Using the listing below, report all lines holding the word "ylabel".

** BEGIN **

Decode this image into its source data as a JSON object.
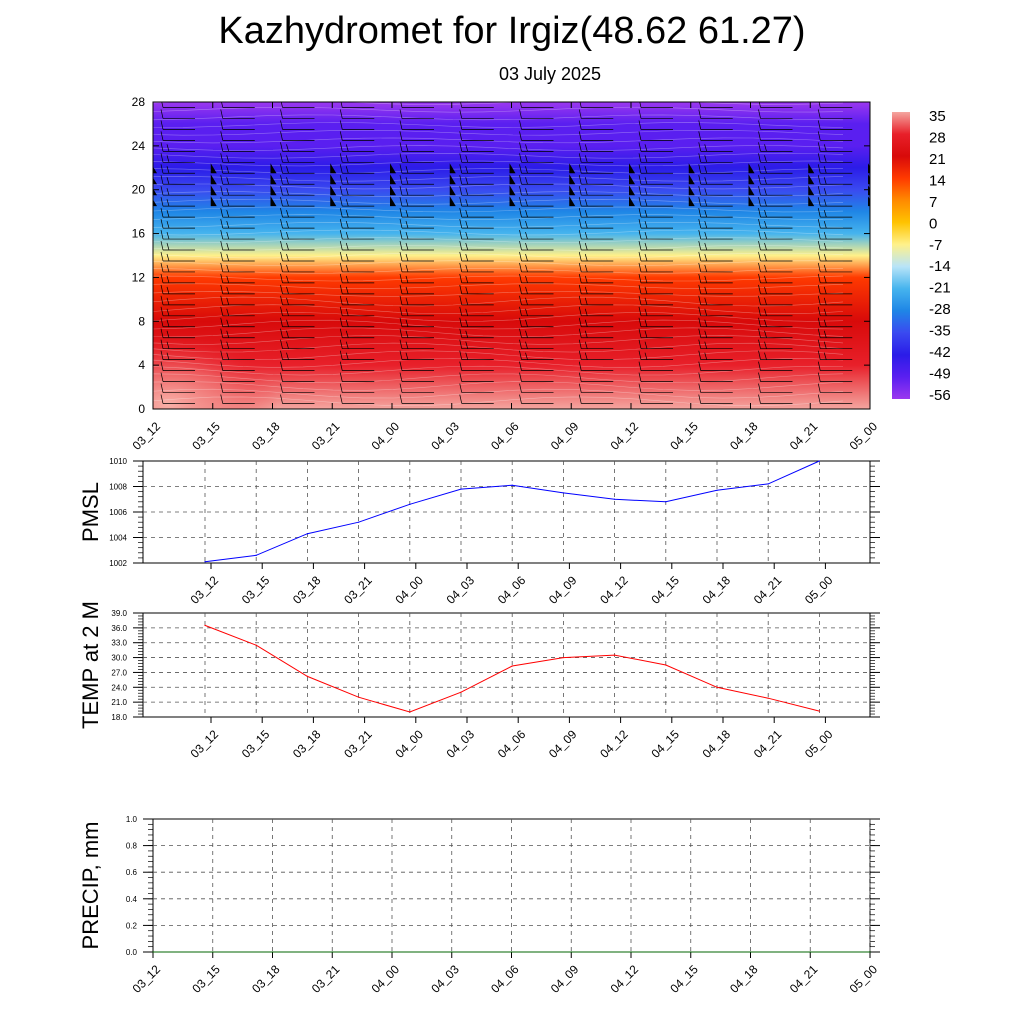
{
  "title": "Kazhydromet for Irgiz(48.62 61.27)",
  "subtitle": "03 July 2025",
  "chart_data": [
    {
      "type": "heatmap",
      "description_field": "temperature cross-section with wind barbs",
      "ylim": [
        0,
        28
      ],
      "y_ticks": [
        "0",
        "4",
        "8",
        "12",
        "16",
        "20",
        "24",
        "28"
      ],
      "x_ticks": [
        "03_12",
        "03_15",
        "03_18",
        "03_21",
        "04_00",
        "04_03",
        "04_06",
        "04_09",
        "04_12",
        "04_15",
        "04_18",
        "04_21",
        "05_00"
      ],
      "colorbar": {
        "labels": [
          "35",
          "28",
          "21",
          "14",
          "7",
          "0",
          "-7",
          "-14",
          "-21",
          "-28",
          "-35",
          "-42",
          "-49",
          "-56"
        ],
        "stops": [
          {
            "v": 35,
            "color": "#f4a6a0"
          },
          {
            "v": 28,
            "color": "#e8202a"
          },
          {
            "v": 21,
            "color": "#d80a0a"
          },
          {
            "v": 14,
            "color": "#ff3a00"
          },
          {
            "v": 7,
            "color": "#ff8a00"
          },
          {
            "v": 0,
            "color": "#ffc300"
          },
          {
            "v": -7,
            "color": "#fff18a"
          },
          {
            "v": -14,
            "color": "#b8e4f8"
          },
          {
            "v": -21,
            "color": "#46b4ee"
          },
          {
            "v": -28,
            "color": "#1f86e6"
          },
          {
            "v": -35,
            "color": "#3a4af0"
          },
          {
            "v": -42,
            "color": "#2b1ce8"
          },
          {
            "v": -49,
            "color": "#5a1ff0"
          },
          {
            "v": -56,
            "color": "#9b38ef"
          }
        ]
      },
      "profile": [
        {
          "h": 0,
          "t": 28
        },
        {
          "h": 4,
          "t": 25
        },
        {
          "h": 8,
          "t": 18
        },
        {
          "h": 12,
          "t": 7
        },
        {
          "h": 14,
          "t": -8
        },
        {
          "h": 16,
          "t": -24
        },
        {
          "h": 18,
          "t": -35
        },
        {
          "h": 20,
          "t": -42
        },
        {
          "h": 22,
          "t": -47
        },
        {
          "h": 24,
          "t": -52
        },
        {
          "h": 26,
          "t": -56
        },
        {
          "h": 28,
          "t": -58
        }
      ]
    },
    {
      "type": "line",
      "ylabel": "PMSL",
      "ylim": [
        1002,
        1010
      ],
      "y_ticks": [
        "1002",
        "1004",
        "1006",
        "1008",
        "1010"
      ],
      "categories": [
        "03_12",
        "03_15",
        "03_18",
        "03_21",
        "04_00",
        "04_03",
        "04_06",
        "04_09",
        "04_12",
        "04_15",
        "04_18",
        "04_21",
        "05_00"
      ],
      "series": [
        {
          "values": [
            1002.1,
            1002.6,
            1004.3,
            1005.2,
            1006.6,
            1007.8,
            1008.1,
            1007.5,
            1007.0,
            1006.8,
            1007.7,
            1008.2,
            1010.0
          ],
          "color": "#0000ff"
        }
      ],
      "grid": true
    },
    {
      "type": "line",
      "ylabel": "TEMP at 2 M",
      "ylim": [
        18,
        39
      ],
      "y_ticks": [
        "18.0",
        "21.0",
        "24.0",
        "27.0",
        "30.0",
        "33.0",
        "36.0",
        "39.0"
      ],
      "categories": [
        "03_12",
        "03_15",
        "03_18",
        "03_21",
        "04_00",
        "04_03",
        "04_06",
        "04_09",
        "04_12",
        "04_15",
        "04_18",
        "04_21",
        "05_00"
      ],
      "series": [
        {
          "values": [
            36.5,
            32.5,
            26.2,
            22.0,
            19.0,
            23.0,
            28.3,
            30.0,
            30.5,
            28.5,
            24.0,
            21.8,
            19.2
          ],
          "color": "#ff0000"
        }
      ],
      "grid": true
    },
    {
      "type": "line",
      "ylabel": "PRECIP, mm",
      "ylim": [
        0,
        1
      ],
      "y_ticks": [
        "0.0",
        "0.2",
        "0.4",
        "0.6",
        "0.8",
        "1.0"
      ],
      "categories": [
        "03_12",
        "03_15",
        "03_18",
        "03_21",
        "04_00",
        "04_03",
        "04_06",
        "04_09",
        "04_12",
        "04_15",
        "04_18",
        "04_21",
        "05_00"
      ],
      "series": [
        {
          "values": [
            0,
            0,
            0,
            0,
            0,
            0,
            0,
            0,
            0,
            0,
            0,
            0,
            0
          ],
          "color": "#006400"
        }
      ],
      "grid": true
    }
  ]
}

** END **

* **SOLUTION**
      "ylabel": "PMSL",
      "ylabel": "TEMP at 2 M",
      "ylabel": "PRECIP, mm",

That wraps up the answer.